* _WRITTEN INSTRUCTION_
Drop every picture, then transcribe the remaining data exactly.

* _DATASET RECORDS_
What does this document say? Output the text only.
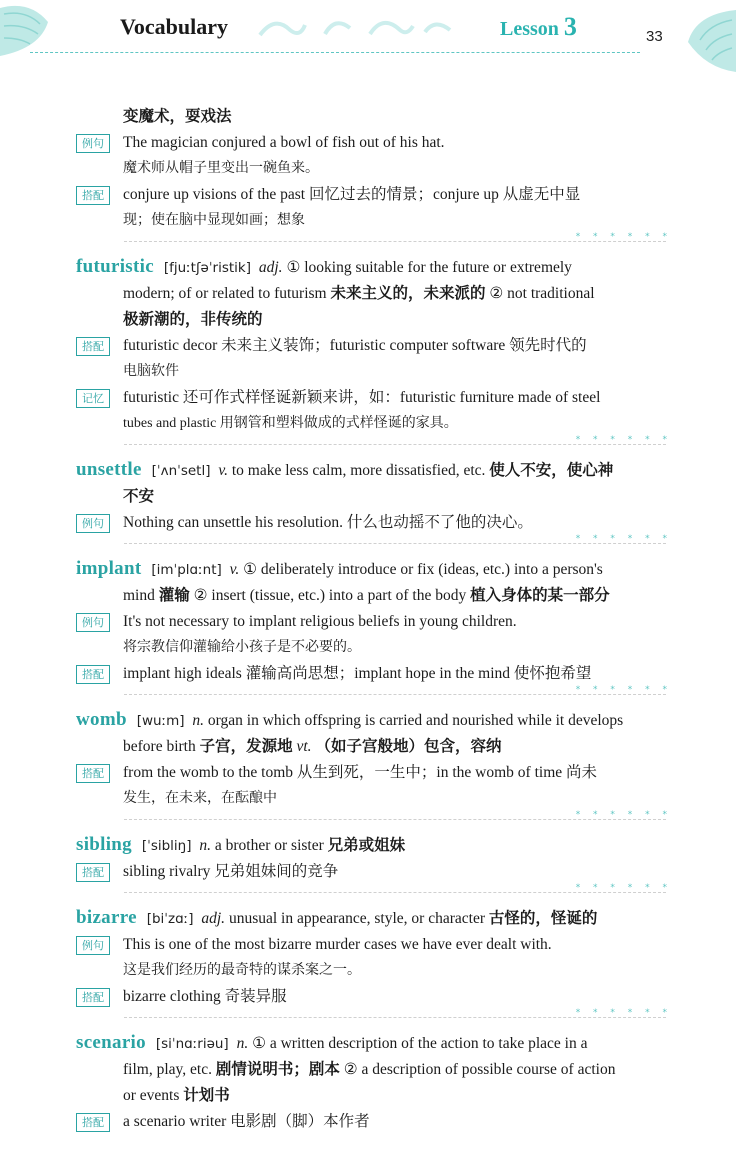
Vocabulary	Lesson 3	33
变魔术，耍戏法
例句	The magician conjured a bowl of fish out of his hat.
魔术师从帽子里变出一碗鱼来。
搭配	conjure up visions of the past 回忆过去的情景；conjure up 从虚无中显
现；使在脑中显现如画；想象
* * * * * *
futuristic [fjuːtʃəˈristik] adj. ① looking suitable for the future or extremely
modern; of or related to futurism 未来主义的，未来派的 ② not traditional
极新潮的，非传统的
搭配	futuristic decor 未来主义装饰；futuristic computer software 领先时代的
电脑软件
记忆	futuristic 还可作式样怪诞新颖来讲，如：futuristic furniture made of steel
tubes and plastic 用钢管和塑料做成的式样怪诞的家具。
* * * * * *
unsettle [ˈʌnˈsetl] v. to make less calm, more dissatisfied, etc. 使人不安，使心神
不安
例句	Nothing can unsettle his resolution. 什么也动摇不了他的决心。
* * * * * *
implant [imˈplɑːnt] v. ① deliberately introduce or fix (ideas, etc.) into a person's
mind 灌输 ② insert (tissue, etc.) into a part of the body 植入身体的某一部分
例句	It's not necessary to implant religious beliefs in young children.
将宗教信仰灌输给小孩子是不必要的。
搭配	implant high ideals 灌输高尚思想；implant hope in the mind 使怀抱希望
* * * * * *
womb [wuːm] n. organ in which offspring is carried and nourished while it develops
before birth 子宫，发源地 vt. （如子宫般地）包含，容纳
搭配	from the womb to the tomb 从生到死，一生中；in the womb of time 尚未
发生，在未来，在酝酿中
* * * * * *
sibling [ˈsibliŋ] n. a brother or sister 兄弟或姐妹
搭配	sibling rivalry 兄弟姐妹间的竞争
* * * * * *
bizarre [biˈzɑː] adj. unusual in appearance, style, or character 古怪的，怪诞的
例句	This is one of the most bizarre murder cases we have ever dealt with.
这是我们经历的最奇特的谋杀案之一。
搭配	bizarre clothing 奇装异服
* * * * * *
scenario [siˈnɑːriəu] n. ① a written description of the action to take place in a
film, play, etc. 剧情说明书；剧本 ② a description of possible course of action
or events 计划书
搭配	a scenario writer 电影剧（脚）本作者
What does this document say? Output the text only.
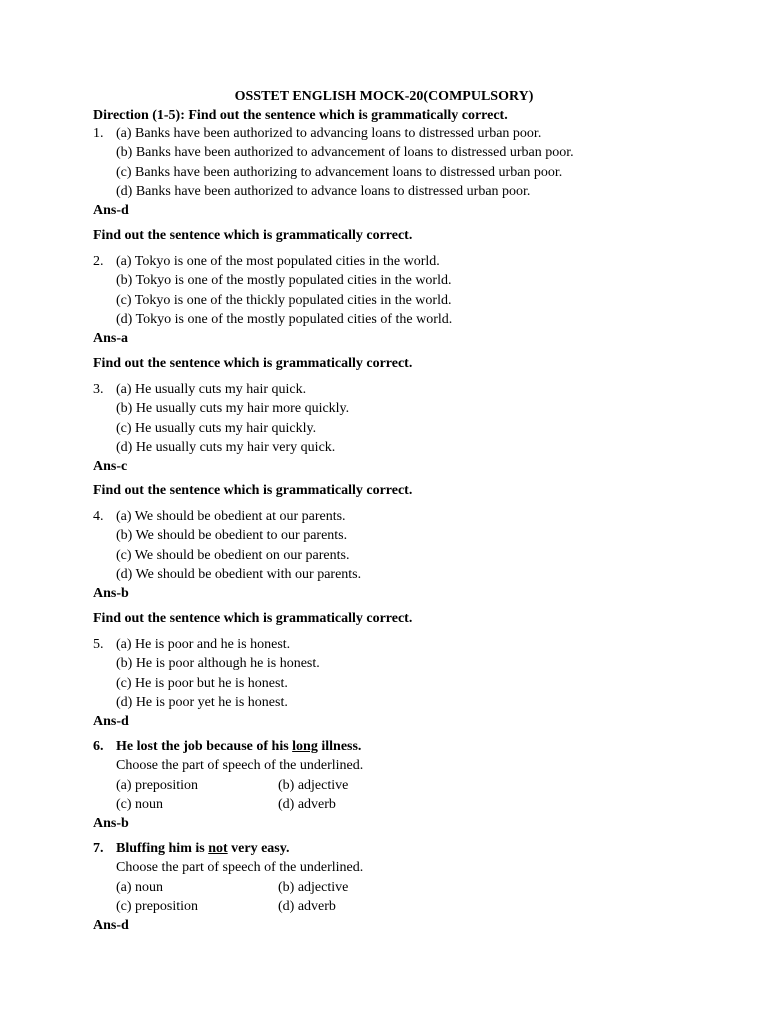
OSSTET ENGLISH MOCK-20(COMPULSORY)
Direction (1-5): Find out the sentence which is grammatically correct.
1. (a) Banks have been authorized to advancing loans to distressed urban poor.
(b) Banks have been authorized to advancement of loans to distressed urban poor.
(c) Banks have been authorizing to advancement loans to distressed urban poor.
(d) Banks have been authorized to advance loans to distressed urban poor.
Ans-d
Find out the sentence which is grammatically correct.
2. (a) Tokyo is one of the most populated cities in the world.
(b) Tokyo is one of the mostly populated cities in the world.
(c) Tokyo is one of the thickly populated cities in the world.
(d) Tokyo is one of the mostly populated cities of the world.
Ans-a
Find out the sentence which is grammatically correct.
3. (a) He usually cuts my hair quick.
(b) He usually cuts my hair more quickly.
(c) He usually cuts my hair quickly.
(d) He usually cuts my hair very quick.
Ans-c
Find out the sentence which is grammatically correct.
4. (a) We should be obedient at our parents.
(b) We should be obedient to our parents.
(c) We should be obedient on our parents.
(d) We should be obedient with our parents.
Ans-b
Find out the sentence which is grammatically correct.
5. (a) He is poor and he is honest.
(b) He is poor although he is honest.
(c) He is poor but he is honest.
(d) He is poor yet he is honest.
Ans-d
6. He lost the job because of his long illness.
Choose the part of speech of the underlined.
(a) preposition	(b) adjective
(c) noun	(d) adverb
Ans-b
7. Bluffing him is not very easy.
Choose the part of speech of the underlined.
(a) noun	(b) adjective
(c) preposition	(d) adverb
Ans-d
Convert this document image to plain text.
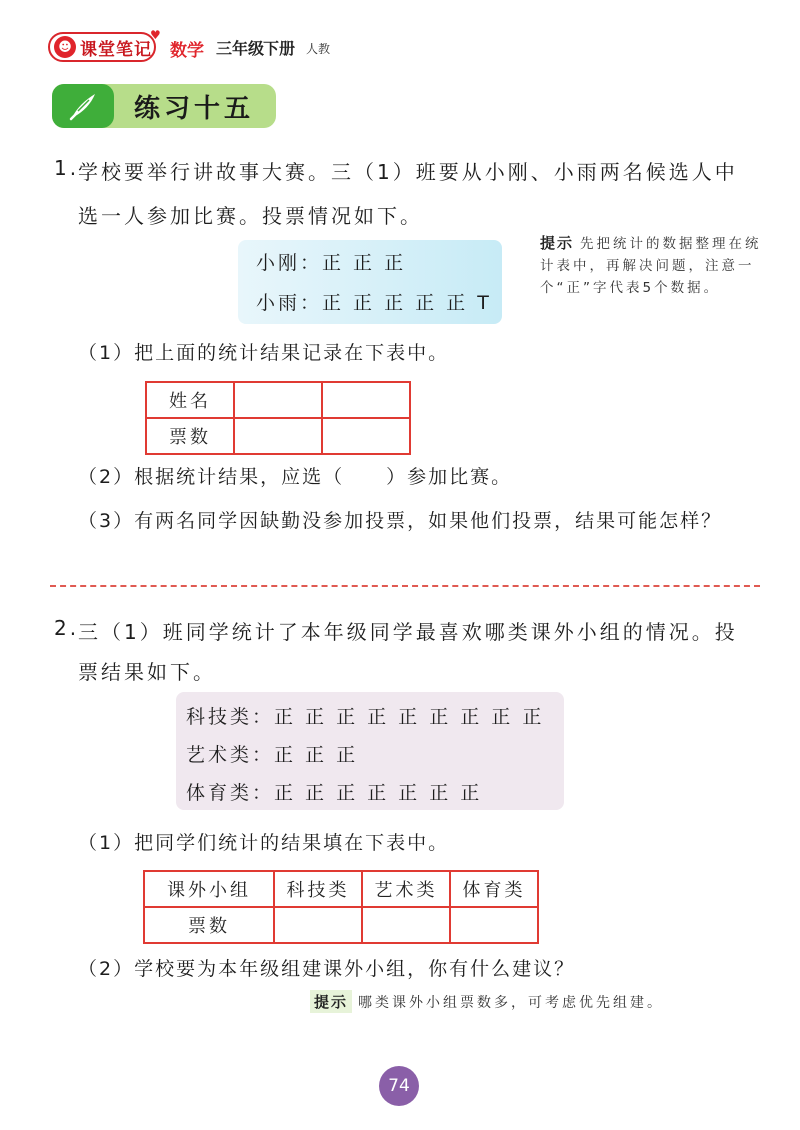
☻ 课堂笔记
♥
数学 三年级
下册 人教
练习十五
1.
学校要举行讲故事大赛。三（1）班要从小刚、小雨两名候选人中
选一人参加比赛。投票情况如下。
小刚：正 正 正
小雨：正 正 正 正 正 T
提示 先把统计的数据整理在统计表中，再解决问题，注意一个“正”字代表5个数据。
（1）把上面的统计结果记录在下表中。
姓名		
票数		
（2）根据统计结果，应选（　　）参加比赛。
（3）有两名同学因缺勤没参加投票，如果他们投票，结果可能怎样？
2.
三（1）班同学统计了本年级同学最喜欢哪类课外小组的情况。投
票结果如下。
科技类：正 正 正 正 正 正 正 正 正
艺术类：正 正 正
体育类：正 正 正 正 正 正 正
（1）把同学们统计的结果填在下表中。
课外小组	科技类	艺术类	体育类
票数			
（2）学校要为本年级组建课外小组，你有什么建议？
提示 哪类课外小组票数多，可考虑优先组建。
74
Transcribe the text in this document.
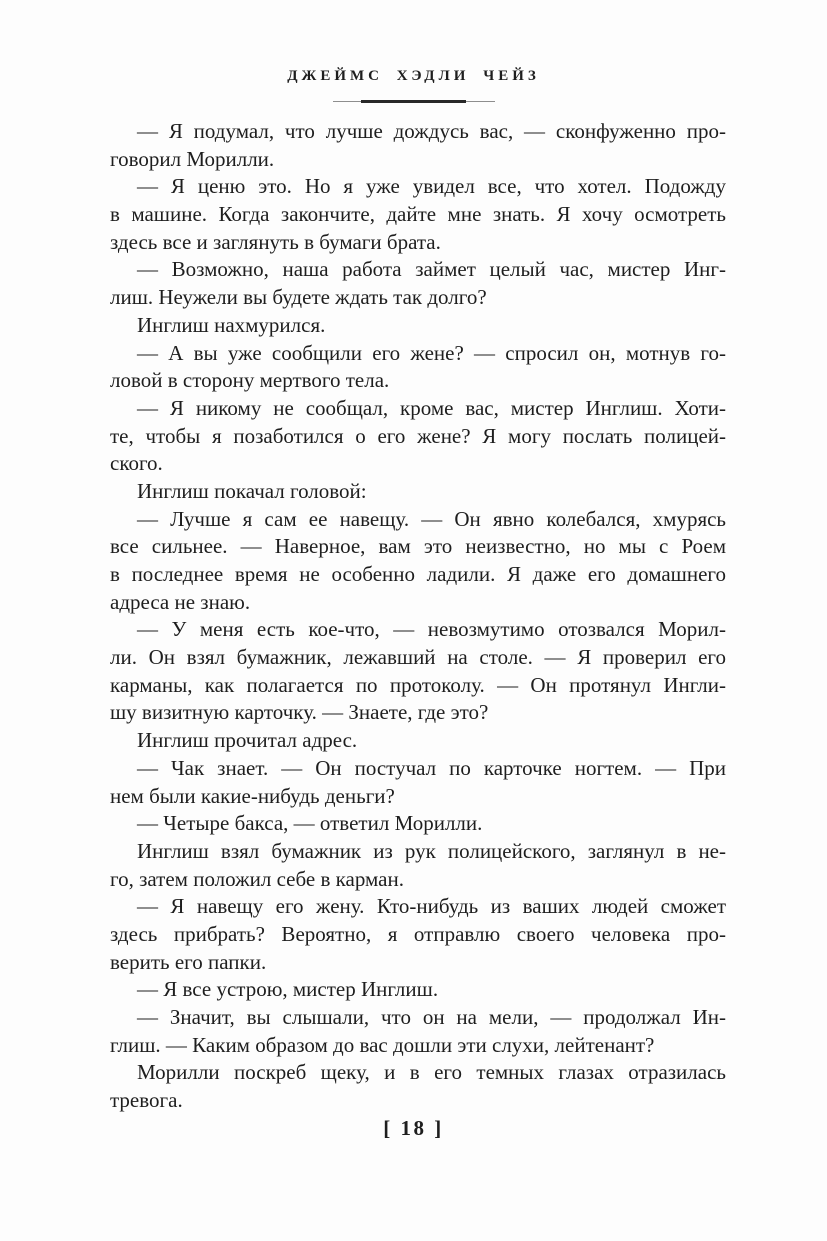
ДЖЕЙМС ХЭДЛИ ЧЕЙЗ
— Я подумал, что лучше дождусь вас, — сконфуженно про-
говорил Морилли.
— Я ценю это. Но я уже увидел все, что хотел. Подожду
в машине. Когда закончите, дайте мне знать. Я хочу осмотреть
здесь все и заглянуть в бумаги брата.
— Возможно, наша работа займет целый час, мистер Инг-
лиш. Неужели вы будете ждать так долго?
Инглиш нахмурился.
— А вы уже сообщили его жене? — спросил он, мотнув го-
ловой в сторону мертвого тела.
— Я никому не сообщал, кроме вас, мистер Инглиш. Хоти-
те, чтобы я позаботился о его жене? Я могу послать полицей-
ского.
Инглиш покачал головой:
— Лучше я сам ее навещу. — Он явно колебался, хмурясь
все сильнее. — Наверное, вам это неизвестно, но мы с Роем
в последнее время не особенно ладили. Я даже его домашнего
адреса не знаю.
— У меня есть кое-что, — невозмутимо отозвался Морил-
ли. Он взял бумажник, лежавший на столе. — Я проверил его
карманы, как полагается по протоколу. — Он протянул Ингли-
шу визитную карточку. — Знаете, где это?
Инглиш прочитал адрес.
— Чак знает. — Он постучал по карточке ногтем. — При
нем были какие-нибудь деньги?
— Четыре бакса, — ответил Морилли.
Инглиш взял бумажник из рук полицейского, заглянул в не-
го, затем положил себе в карман.
— Я навещу его жену. Кто-нибудь из ваших людей сможет
здесь прибрать? Вероятно, я отправлю своего человека про-
верить его папки.
— Я все устрою, мистер Инглиш.
— Значит, вы слышали, что он на мели, — продолжал Ин-
глиш. — Каким образом до вас дошли эти слухи, лейтенант?
Морилли поскреб щеку, и в его темных глазах отразилась
тревога.
[ 18 ]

* _RESPONSE TO THIS EXERCISE_
What does this document say? Output the text only.
Vocabulary	Lesson 3	33
变魔术，耍戏法
例句	The magician conjured a bowl of fish out of his hat.
魔术师从帽子里变出一碗鱼来。
搭配	conjure up visions of the past 回忆过去的情景；conjure up 从虚无中显
现；使在脑中显现如画；想象
* * * * * *
futuristic [fjuːtʃəˈristik] adj. ① looking suitable for the future or extremely
modern; of or related to futurism 未来主义的，未来派的 ② not traditional
极新潮的，非传统的
搭配	futuristic decor 未来主义装饰；futuristic computer software 领先时代的
电脑软件
记忆	futuristic 还可作式样怪诞新颖来讲，如：futuristic furniture made of steel
tubes and plastic 用钢管和塑料做成的式样怪诞的家具。
* * * * * *
unsettle [ˈʌnˈsetl] v. to make less calm, more dissatisfied, etc. 使人不安，使心神
不安
例句	Nothing can unsettle his resolution. 什么也动摇不了他的决心。
* * * * * *
implant [imˈplɑːnt] v. ① deliberately introduce or fix (ideas, etc.) into a person's
mind 灌输 ② insert (tissue, etc.) into a part of the body 植入身体的某一部分
例句	It's not necessary to implant religious beliefs in young children.
将宗教信仰灌输给小孩子是不必要的。
搭配	implant high ideals 灌输高尚思想；implant hope in the mind 使怀抱希望
* * * * * *
womb [wuːm] n. organ in which offspring is carried and nourished while it develops
before birth 子宫，发源地 vt. （如子宫般地）包含，容纳
搭配	from the womb to the tomb 从生到死，一生中；in the womb of time 尚未
发生，在未来，在酝酿中
* * * * * *
sibling [ˈsibliŋ] n. a brother or sister 兄弟或姐妹
搭配	sibling rivalry 兄弟姐妹间的竞争
* * * * * *
bizarre [biˈzɑː] adj. unusual in appearance, style, or character 古怪的，怪诞的
例句	This is one of the most bizarre murder cases we have ever dealt with.
这是我们经历的最奇特的谋杀案之一。
搭配	bizarre clothing 奇装异服
* * * * * *
scenario [siˈnɑːriəu] n. ① a written description of the action to take place in a
film, play, etc. 剧情说明书；剧本 ② a description of possible course of action
or events 计划书
搭配	a scenario writer 电影剧（脚）本作者
What does this document say? Output the text only.
OSSTET ENGLISH MOCK-20(COMPULSORY)
Direction (1-5): Find out the sentence which is grammatically correct.
1. (a) Banks have been authorized to advancing loans to distressed urban poor.
(b) Banks have been authorized to advancement of loans to distressed urban poor.
(c) Banks have been authorizing to advancement loans to distressed urban poor.
(d) Banks have been authorized to advance loans to distressed urban poor.
Ans-d
Find out the sentence which is grammatically correct.
2. (a) Tokyo is one of the most populated cities in the world.
(b) Tokyo is one of the mostly populated cities in the world.
(c) Tokyo is one of the thickly populated cities in the world.
(d) Tokyo is one of the mostly populated cities of the world.
Ans-a
Find out the sentence which is grammatically correct.
3. (a) He usually cuts my hair quick.
(b) He usually cuts my hair more quickly.
(c) He usually cuts my hair quickly.
(d) He usually cuts my hair very quick.
Ans-c
Find out the sentence which is grammatically correct.
4. (a) We should be obedient at our parents.
(b) We should be obedient to our parents.
(c) We should be obedient on our parents.
(d) We should be obedient with our parents.
Ans-b
Find out the sentence which is grammatically correct.
5. (a) He is poor and he is honest.
(b) He is poor although he is honest.
(c) He is poor but he is honest.
(d) He is poor yet he is honest.
Ans-d
6. He lost the job because of his long illness.
Choose the part of speech of the underlined.
(a) preposition	(b) adjective
(c) noun	(d) adverb
Ans-b
7. Bluffing him is not very easy.
Choose the part of speech of the underlined.
(a) noun	(b) adjective
(c) preposition	(d) adverb
Ans-d
Convert this document image to plain text.
☻ 课堂笔记
♥
数学 三年级
下册 人教
练习十五
1.
学校要举行讲故事大赛。三（1）班要从小刚、小雨两名候选人中
选一人参加比赛。投票情况如下。
小刚：正 正 正
小雨：正 正 正 正 正 T
提示 先把统计的数据整理在统计表中，再解决问题，注意一个“正”字代表5个数据。
（1）把上面的统计结果记录在下表中。
姓名		
票数		
（2）根据统计结果，应选（　　）参加比赛。
（3）有两名同学因缺勤没参加投票，如果他们投票，结果可能怎样？
2.
三（1）班同学统计了本年级同学最喜欢哪类课外小组的情况。投
票结果如下。
科技类：正 正 正 正 正 正 正 正 正
艺术类：正 正 正
体育类：正 正 正 正 正 正 正
（1）把同学们统计的结果填在下表中。
课外小组	科技类	艺术类	体育类
票数			
（2）学校要为本年级组建课外小组，你有什么建议？
提示 哪类课外小组票数多，可考虑优先组建。
74
Transcribe the text in this document.
ДЖЕЙМС ХЭДЛИ ЧЕЙЗ
— Я подумал, что лучше дождусь вас, — сконфуженно про-
говорил Морилли.
— Я ценю это. Но я уже увидел все, что хотел. Подожду
в машине. Когда закончите, дайте мне знать. Я хочу осмотреть
здесь все и заглянуть в бумаги брата.
— Возможно, наша работа займет целый час, мистер Инг-
лиш. Неужели вы будете ждать так долго?
Инглиш нахмурился.
— А вы уже сообщили его жене? — спросил он, мотнув го-
ловой в сторону мертвого тела.
— Я никому не сообщал, кроме вас, мистер Инглиш. Хоти-
те, чтобы я позаботился о его жене? Я могу послать полицей-
ского.
Инглиш покачал головой:
— Лучше я сам ее навещу. — Он явно колебался, хмурясь
все сильнее. — Наверное, вам это неизвестно, но мы с Роем
в последнее время не особенно ладили. Я даже его домашнего
адреса не знаю.
— У меня есть кое-что, — невозмутимо отозвался Морил-
ли. Он взял бумажник, лежавший на столе. — Я проверил его
карманы, как полагается по протоколу. — Он протянул Ингли-
шу визитную карточку. — Знаете, где это?
Инглиш прочитал адрес.
— Чак знает. — Он постучал по карточке ногтем. — При
нем были какие-нибудь деньги?
— Четыре бакса, — ответил Морилли.
Инглиш взял бумажник из рук полицейского, заглянул в не-
го, затем положил себе в карман.
— Я навещу его жену. Кто-нибудь из ваших людей сможет
здесь прибрать? Вероятно, я отправлю своего человека про-
верить его папки.
— Я все устрою, мистер Инглиш.
— Значит, вы слышали, что он на мели, — продолжал Ин-
глиш. — Каким образом до вас дошли эти слухи, лейтенант?
Морилли поскреб щеку, и в его темных глазах отразилась
тревога.
[ 18 ]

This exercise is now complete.